■ Short problem ■
Copy every line from the material below that holds "CONTRIBUYENTES".

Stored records
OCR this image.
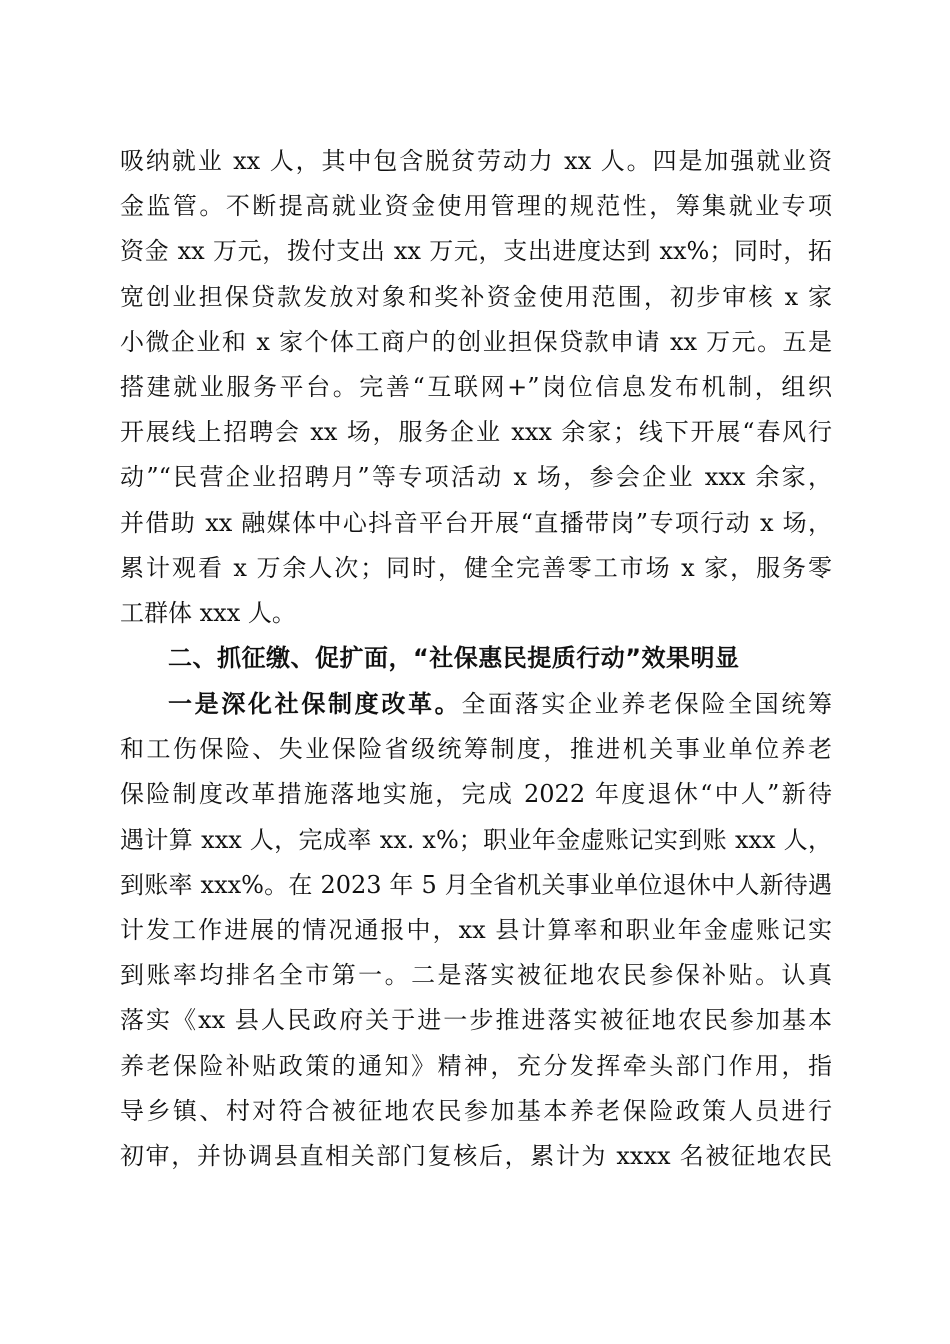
吸纳就业 xx 人，其中包含脱贫劳动力 xx 人。四是加强就业资
金监管。不断提高就业资金使用管理的规范性，筹集就业专项
资金 xx 万元，拨付支出 xx 万元，支出进度达到 xx%；同时，拓
宽创业担保贷款发放对象和奖补资金使用范围，初步审核 x 家
小微企业和 x 家个体工商户的创业担保贷款申请 xx 万元。五是
搭建就业服务平台。完善“互联网+”岗位信息发布机制，组织
开展线上招聘会 xx 场，服务企业 xxx 余家；线下开展“春风行
动”“民营企业招聘月”等专项活动 x 场，参会企业 xxx 余家，
并借助 xx 融媒体中心抖音平台开展“直播带岗”专项行动 x 场，
累计观看 x 万余人次；同时，健全完善零工市场 x 家，服务零
工群体 xxx 人。
二、抓征缴、促扩面，“社保惠民提质行动”效果明显
一是深化社保制度改革。全面落实企业养老保险全国统筹
和工伤保险、失业保险省级统筹制度，推进机关事业单位养老
保险制度改革措施落地实施，完成 2022 年度退休“中人”新待
遇计算 xxx 人，完成率 xx. x%；职业年金虚账记实到账 xxx 人，
到账率 xxx%。在 2023 年 5 月全省机关事业单位退休中人新待遇
计发工作进展的情况通报中，xx 县计算率和职业年金虚账记实
到账率均排名全市第一。二是落实被征地农民参保补贴。认真
落实《xx 县人民政府关于进一步推进落实被征地农民参加基本
养老保险补贴政策的通知》精神，充分发挥牵头部门作用，指
导乡镇、村对符合被征地农民参加基本养老保险政策人员进行
初审，并协调县直相关部门复核后，累计为 xxxx 名被征地农民
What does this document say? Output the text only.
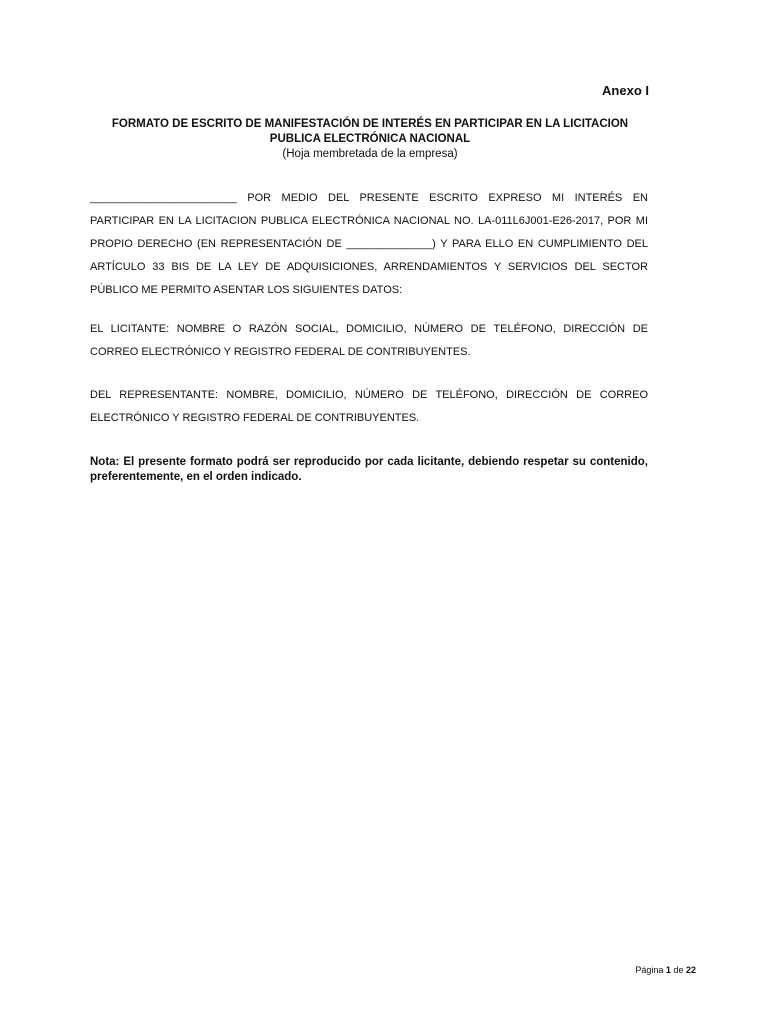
Anexo I
FORMATO DE ESCRITO DE MANIFESTACIÓN DE INTERÉS EN PARTICIPAR EN LA LICITACION
PUBLICA ELECTRÓNICA NACIONAL
(Hoja membretada de la empresa)
________________________ POR MEDIO DEL PRESENTE ESCRITO EXPRESO MI INTERÉS EN PARTICIPAR EN LA LICITACION PUBLICA ELECTRÓNICA NACIONAL NO. LA-011L6J001-E26-2017, POR MI PROPIO DERECHO (EN REPRESENTACIÓN DE ______________) Y PARA ELLO EN CUMPLIMIENTO DEL ARTÍCULO 33 BIS DE LA LEY DE ADQUISICIONES, ARRENDAMIENTOS Y SERVICIOS DEL SECTOR PÚBLICO ME PERMITO ASENTAR LOS SIGUIENTES DATOS:
EL LICITANTE: NOMBRE O RAZÓN SOCIAL, DOMICILIO, NÚMERO DE TELÉFONO, DIRECCIÓN DE CORREO ELECTRÓNICO Y REGISTRO FEDERAL DE CONTRIBUYENTES.
DEL REPRESENTANTE: NOMBRE, DOMICILIO, NÚMERO DE TELÉFONO, DIRECCIÓN DE CORREO ELECTRÓNICO Y REGISTRO FEDERAL DE CONTRIBUYENTES.
Nota: El presente formato podrá ser reproducido por cada licitante, debiendo respetar su contenido, preferentemente, en el orden indicado.
Página 1 de 22
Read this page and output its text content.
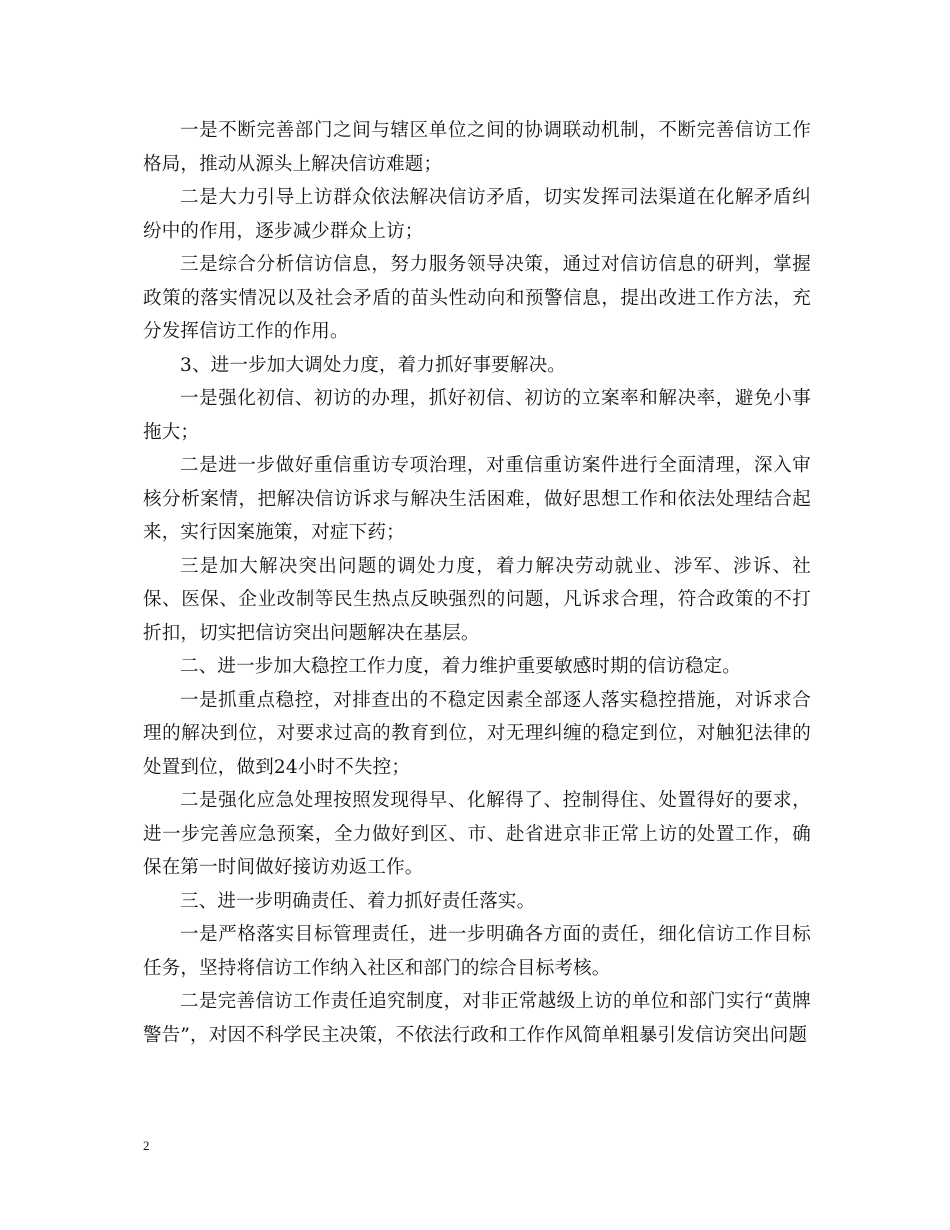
一是不断完善部门之间与辖区单位之间的协调联动机制，不断完善信访工作格局，推动从源头上解决信访难题；

二是大力引导上访群众依法解决信访矛盾，切实发挥司法渠道在化解矛盾纠纷中的作用，逐步减少群众上访；

三是综合分析信访信息，努力服务领导决策，通过对信访信息的研判，掌握政策的落实情况以及社会矛盾的苗头性动向和预警信息，提出改进工作方法，充分发挥信访工作的作用。

3、进一步加大调处力度，着力抓好事要解决。

一是强化初信、初访的办理，抓好初信、初访的立案率和解决率，避免小事拖大；

二是进一步做好重信重访专项治理，对重信重访案件进行全面清理，深入审核分析案情，把解决信访诉求与解决生活困难，做好思想工作和依法处理结合起来，实行因案施策，对症下药；

三是加大解决突出问题的调处力度，着力解决劳动就业、涉军、涉诉、社保、医保、企业改制等民生热点反映强烈的问题，凡诉求合理，符合政策的不打折扣，切实把信访突出问题解决在基层。

二、进一步加大稳控工作力度，着力维护重要敏感时期的信访稳定。

一是抓重点稳控，对排查出的不稳定因素全部逐人落实稳控措施，对诉求合理的解决到位，对要求过高的教育到位，对无理纠缠的稳定到位，对触犯法律的处置到位，做到24小时不失控；

二是强化应急处理按照发现得早、化解得了、控制得住、处置得好的要求，进一步完善应急预案，全力做好到区、市、赴省进京非正常上访的处置工作，确保在第一时间做好接访劝返工作。

三、进一步明确责任、着力抓好责任落实。

一是严格落实目标管理责任，进一步明确各方面的责任，细化信访工作目标任务，坚持将信访工作纳入社区和部门的综合目标考核。

二是完善信访工作责任追究制度，对非正常越级上访的单位和部门实行“黄牌警告”，对因不科学民主决策，不依法行政和工作作风简单粗暴引发信访突出问题

2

■ Solved problem ■
EL LICITANTE: NOMBRE O RAZÓN SOCIAL, DOMICILIO, NÚMERO DE TELÉFONO, DIRECCIÓN DE CORREO ELECTRÓNICO Y REGISTRO FEDERAL DE CONTRIBUYENTES.
DEL REPRESENTANTE: NOMBRE, DOMICILIO, NÚMERO DE TELÉFONO, DIRECCIÓN DE CORREO ELECTRÓNICO Y REGISTRO FEDERAL DE CONTRIBUYENTES.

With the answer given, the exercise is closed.